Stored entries

# # # #

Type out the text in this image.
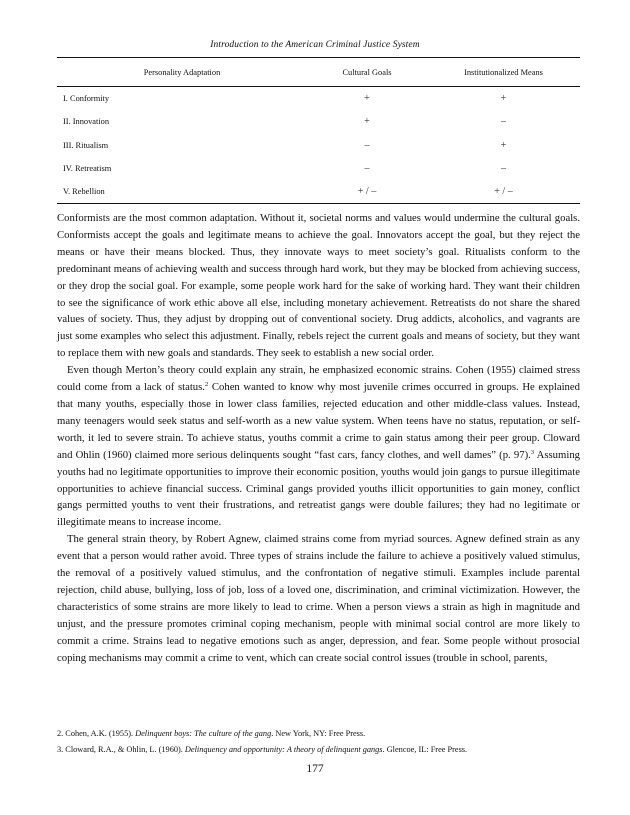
Introduction to the American Criminal Justice System
Personality Adaptation	Cultural Goals	Institutionalized Means
I. Conformity	+	+
II. Innovation	+	–
III. Ritualism	–	+
IV. Retreatism	–	–
V. Rebellion	+ / –	+ / –

Conformists are the most common adaptation. Without it, societal norms and values would undermine the cultural goals. Conformists accept the goals and legitimate means to achieve the goal. Innovators accept the goal, but they reject the means or have their means blocked. Thus, they innovate ways to meet society’s goal. Ritualists conform to the predominant means of achieving wealth and success through hard work, but they may be blocked from achieving success, or they drop the social goal. For example, some people work hard for the sake of working hard. They want their children to see the significance of work ethic above all else, including monetary achievement. Retreatists do not share the shared values of society. Thus, they adjust by dropping out of conventional society. Drug addicts, alcoholics, and vagrants are just some examples who select this adjustment. Finally, rebels reject the current goals and means of society, but they want to replace them with new goals and standards. They seek to establish a new social order.

Even though Merton’s theory could explain any strain, he emphasized economic strains. Cohen (1955) claimed stress could come from a lack of status.$^2$ Cohen wanted to know why most juvenile crimes occurred in groups. He explained that many youths, especially those in lower class families, rejected education and other middle-class values. Instead, many teenagers would seek status and self-worth as a new value system. When teens have no status, reputation, or self-worth, it led to severe strain. To achieve status, youths commit a crime to gain status among their peer group. Cloward and Ohlin (1960) claimed more serious delinquents sought “fast cars, fancy clothes, and well dames” (p. 97).$^3$ Assuming youths had no legitimate opportunities to improve their economic position, youths would join gangs to pursue illegitimate opportunities to achieve financial success. Criminal gangs provided youths illicit opportunities to gain money, conflict gangs permitted youths to vent their frustrations, and retreatist gangs were double failures; they had no legitimate or illegitimate means to increase income.

The general strain theory, by Robert Agnew, claimed strains come from myriad sources. Agnew defined strain as any event that a person would rather avoid. Three types of strains include the failure to achieve a positively valued stimulus, the removal of a positively valued stimulus, and the confrontation of negative stimuli. Examples include parental rejection, child abuse, bullying, loss of job, loss of a loved one, discrimination, and criminal victimization. However, the characteristics of some strains are more likely to lead to crime. When a person views a strain as high in magnitude and unjust, and the pressure promotes criminal coping mechanism, people with minimal social control are more likely to commit a crime. Strains lead to negative emotions such as anger, depression, and fear. Some people without prosocial coping mechanisms may commit a crime to vent, which can create social control issues (trouble in school, parents,

2. Cohen, A.K. (1955). Delinquent boys: The culture of the gang. New York, NY: Free Press.
3. Cloward, R.A., & Ohlin, L. (1960). Delinquency and opportunity: A theory of delinquent gangs. Glencoe, IL: Free Press.
177
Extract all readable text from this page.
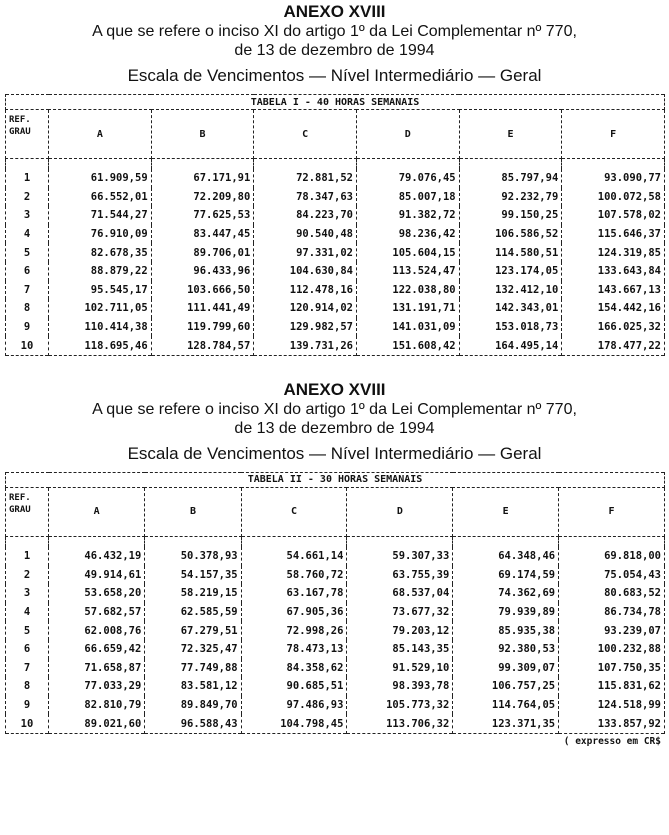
ANEXO XVIII
A que se refere o inciso XI do artigo 1º da Lei Complementar nº 770,
de 13 de dezembro de 1994
Escala de Vencimentos — Nível Intermediário — Geral
TABELA I - 40 HORAS SEMANAIS						

REF.
GRAU	A	B	C	D	E	F

1	61.909,59	67.171,91	72.881,52	79.076,45	85.797,94	93.090,77
2	66.552,01	72.209,80	78.347,63	85.007,18	92.232,79	100.072,58
3	71.544,27	77.625,53	84.223,70	91.382,72	99.150,25	107.578,02
4	76.910,09	83.447,45	90.540,48	98.236,42	106.586,52	115.646,37
5	82.678,35	89.706,01	97.331,02	105.604,15	114.580,51	124.319,85
6	88.879,22	96.433,96	104.630,84	113.524,47	123.174,05	133.643,84
7	95.545,17	103.666,50	112.478,16	122.038,80	132.412,10	143.667,13
8	102.711,05	111.441,49	120.914,02	131.191,71	142.343,01	154.442,16
9	110.414,38	119.799,60	129.982,57	141.031,09	153.018,73	166.025,32
10	118.695,46	128.784,57	139.731,26	151.608,42	164.495,14	178.477,22
ANEXO XVIII
A que se refere o inciso XI do artigo 1º da Lei Complementar nº 770,
de 13 de dezembro de 1994
Escala de Vencimentos — Nível Intermediário — Geral
TABELA II - 30 HORAS SEMANAIS						

REF.
GRAU	A	B	C	D	E	F

1	46.432,19	50.378,93	54.661,14	59.307,33	64.348,46	69.818,00
2	49.914,61	54.157,35	58.760,72	63.755,39	69.174,59	75.054,43
3	53.658,20	58.219,15	63.167,78	68.537,04	74.362,69	80.683,52
4	57.682,57	62.585,59	67.905,36	73.677,32	79.939,89	86.734,78
5	62.008,76	67.279,51	72.998,26	79.203,12	85.935,38	93.239,07
6	66.659,42	72.325,47	78.473,13	85.143,35	92.380,53	100.232,88
7	71.658,87	77.749,88	84.358,62	91.529,10	99.309,07	107.750,35
8	77.033,29	83.581,12	90.685,51	98.393,78	106.757,25	115.831,62
9	82.810,79	89.849,70	97.486,93	105.773,32	114.764,05	124.518,99
10	89.021,60	96.588,43	104.798,45	113.706,32	123.371,35	133.857,92
( expresso em CR$
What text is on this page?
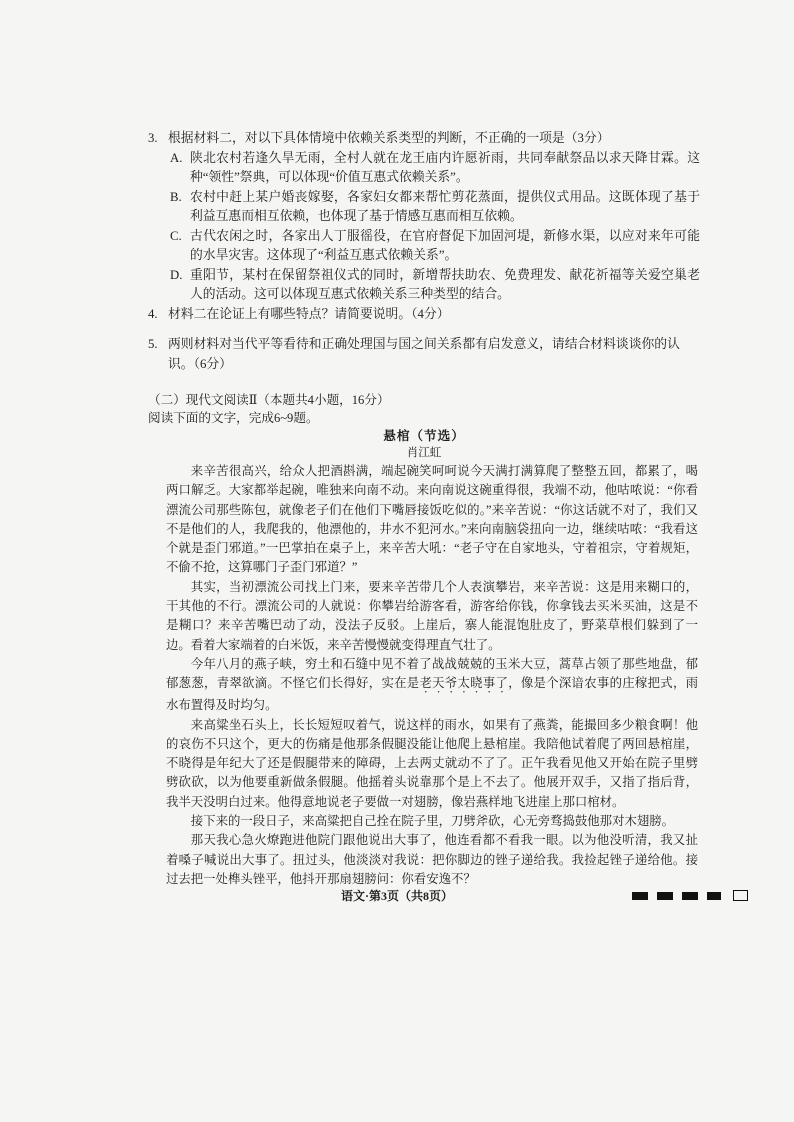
3. 根据材料二，对以下具体情境中依赖关系类型的判断，不正确的一项是（3分）
A. 陕北农村若逢久旱无雨，全村人就在龙王庙内许愿祈雨，共同奉献祭品以求天降甘霖。这种“领性”祭典，可以体现“价值互惠式依赖关系”。
B. 农村中赶上某户婚丧嫁娶，各家妇女都来帮忙剪花蒸面，提供仪式用品。这既体现了基于利益互惠而相互依赖，也体现了基于情感互惠而相互依赖。
C. 古代农闲之时，各家出人丁服徭役，在官府督促下加固河堤，新修水渠，以应对来年可能的水旱灾害。这体现了“利益互惠式依赖关系”。
D. 重阳节，某村在保留祭祖仪式的同时，新增帮扶助农、免费理发、献花祈福等关爱空巢老人的活动。这可以体现互惠式依赖关系三种类型的结合。
4. 材料二在论证上有哪些特点？请简要说明。（4分）
5. 两则材料对当代平等看待和正确处理国与国之间关系都有启发意义，请结合材料谈谈你的认识。（6分）
（二）现代文阅读Ⅱ（本题共4小题，16分）
阅读下面的文字，完成6~9题。
悬棺（节选）
肖江虹

来辛苦很高兴，给众人把酒斟满，端起碗笑呵呵说今天满打满算爬了整整五回，都累了，喝两口解乏。大家都举起碗，唯独来向南不动。来向南说这碗重得很，我端不动，他咕哝说：“你看漂流公司那些陈包，就像老子们在他们下嘴唇接饭吃似的。”来辛苦说：“你这话就不对了，我们又不是他们的人，我爬我的，他漂他的，井水不犯河水。”来向南脑袋扭向一边，继续咕哝：“我看这个就是歪门邪道。”一巴掌拍在桌子上，来辛苦大吼：“老子守在自家地头，守着祖宗，守着规矩，不偷不抢，这算哪门子歪门邪道？”

其实，当初漂流公司找上门来，要来辛苦带几个人表演攀岩，来辛苦说：这是用来糊口的，干其他的不行。漂流公司的人就说：你攀岩给游客看，游客给你钱，你拿钱去买米买油，这是不是糊口？来辛苦嘴巴动了动，没法子反驳。上崖后，寨人能混饱肚皮了，野菜草根们躲到了一边。看着大家端着的白米饭，来辛苦慢慢就变得理直气壮了。

今年八月的燕子峡，穷土和石缝中见不着了战战兢兢的玉米大豆，蒿草占领了那些地盘，郁郁葱葱，青翠欲滴。不怪它们长得好，实在是老天爷太晓事了，像是个深谙农事的庄稼把式，雨水布置得及时均匀。

来高粱坐石头上，长长短短叹着气，说这样的雨水，如果有了燕粪，能撮回多少粮食啊！他的哀伤不只这个，更大的伤痛是他那条假腿没能让他爬上悬棺崖。我陪他试着爬了两回悬棺崖，不晓得是年纪大了还是假腿带来的障碍，上去两丈就动不了了。正午我看见他又开始在院子里劈劈砍砍，以为他要重新做条假腿。他摇着头说靠那个是上不去了。他展开双手，又指了指后背，我半天没明白过来。他得意地说老子要做一对翅膀，像岩燕样地飞进崖上那口棺材。

接下来的一段日子，来高粱把自己拴在院子里，刀劈斧砍，心无旁骛捣鼓他那对木翅膀。

那天我心急火燎跑进他院门跟他说出大事了，他连看都不看我一眼。以为他没听清，我又扯着嗓子喊说出大事了。扭过头，他淡淡对我说：把你脚边的锉子递给我。我捡起锉子递给他。接过去把一处榫头锉平，他抖开那扇翅膀问：你看安逸不？

语文·第3页（共8页）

# # # #

What you are asked to do:
Search the records for the word "HORAS". Copy every line that has it.

The answer:
TABELA I - 40 HORAS SEMANAIS						
TABELA II - 30 HORAS SEMANAIS						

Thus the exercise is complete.